__Parts of the exercise__.
a – Reproduce the Part IVA passage word for word, starting at "6 There is no" and ending at "(Citations omitted)".
b – In the Part IVA passage, rewrite the paragraph beginning "3 The conclusion as to dominant purpose" as a short bulleted list that keeps its main points.
c – According to the Part IVA passage, what does "dominant purpose" mean when more than one purpose is present?

__Supplied passage__.
==========

60. The primary Judge in the present case cited the following propositions stated by Hill J (with whom Hely J agreed) in
FC of T v Sleight 2004 ATC 4477 at 4491-4492 [ 67]: (2004) 206 ALR 511 at 528 [ 67] :

``1 Part IVA does not authorise consideration of evidence of the subjective purpose or motivation of a particular person. The subjective state of mind of a person is not a matter listed in s 177D(b) to which regard may be had. Rather the section requires consideration of the eight matters listed in s 177D(b) and no other matters...

2 The reference to dominant purpose in a case where more than one purpose is present is a reference to the `ruling, prevailing or most influential' purpose...


ATC 4015

3 The conclusion as to dominant purpose may be reached not only with respect to the dominant purpose of the taxpayer, it may be reached by reference to the dominant purpose of any other person or persons so long as they are persons who entered into or carried out the scheme or any part of it... Likewise, the purpose of an adviser may be attributed to the taxpayer in an appropriate case...

4 It is possible to arrive at the conclusion as to purpose by making a global assessment of the facts, so long as it is clear that the relevant eight factors are taken into account...

5 Some of the eight factors (there is clearly some overlap among them) may point one way, others may point in the opposite direction, and some may be neutral: it is the evaluation of these matters, alone or in combination, some for, some against, that s 177D requires in order to reach the conclusion to which s 177D refers...

6 There is no inconsistency between a finding that the purpose of a person lay in the pursuit of commercial gain in the course of carrying on a business and a finding that the dominant purpose was to enable the relevant taxpayer to obtain a tax benefit...''

(Citations omitted)

==========

__Data__.
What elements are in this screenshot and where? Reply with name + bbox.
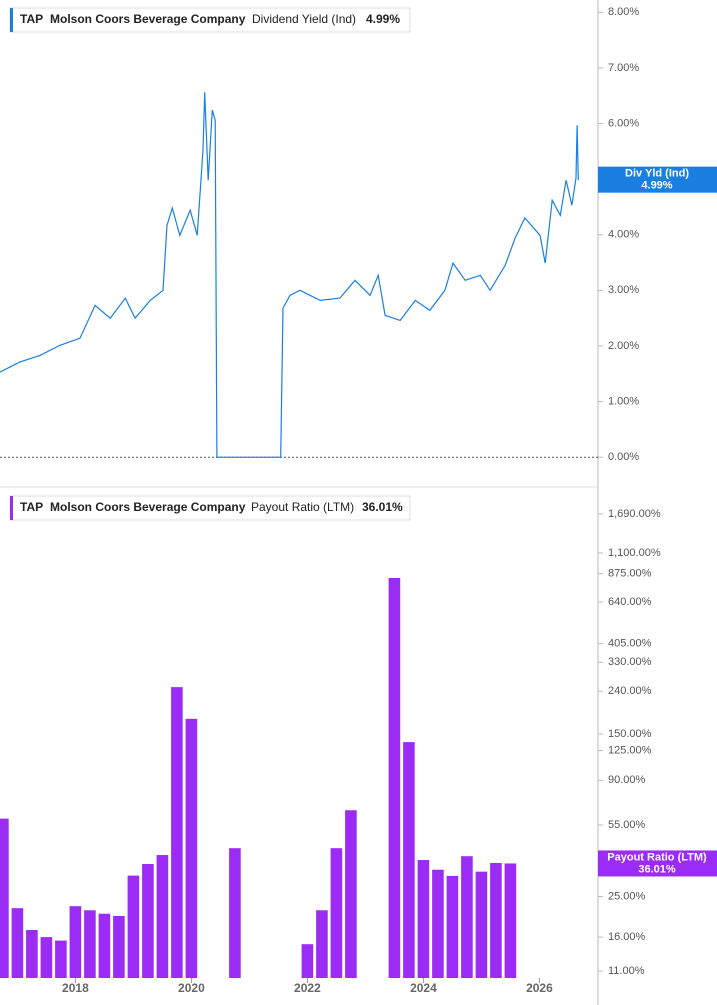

==========

__Task answers__.
a –
6 There is no inconsistency between a finding that the purpose of a person lay in the pursuit of commercial gain in the course of carrying on a business and a finding that the dominant purpose was to enable the relevant taxpayer to obtain a tax benefit...''

(Citations omitted)

b –
- A conclusion about dominant purpose may be reached for the taxpayer.
- It may also be reached for any other person who entered into or carried out the scheme or any part of it.
- In an appropriate case, an adviser's purpose may be attributed to the taxpayer.

c – It means the "ruling, prevailing or most influential" purpose.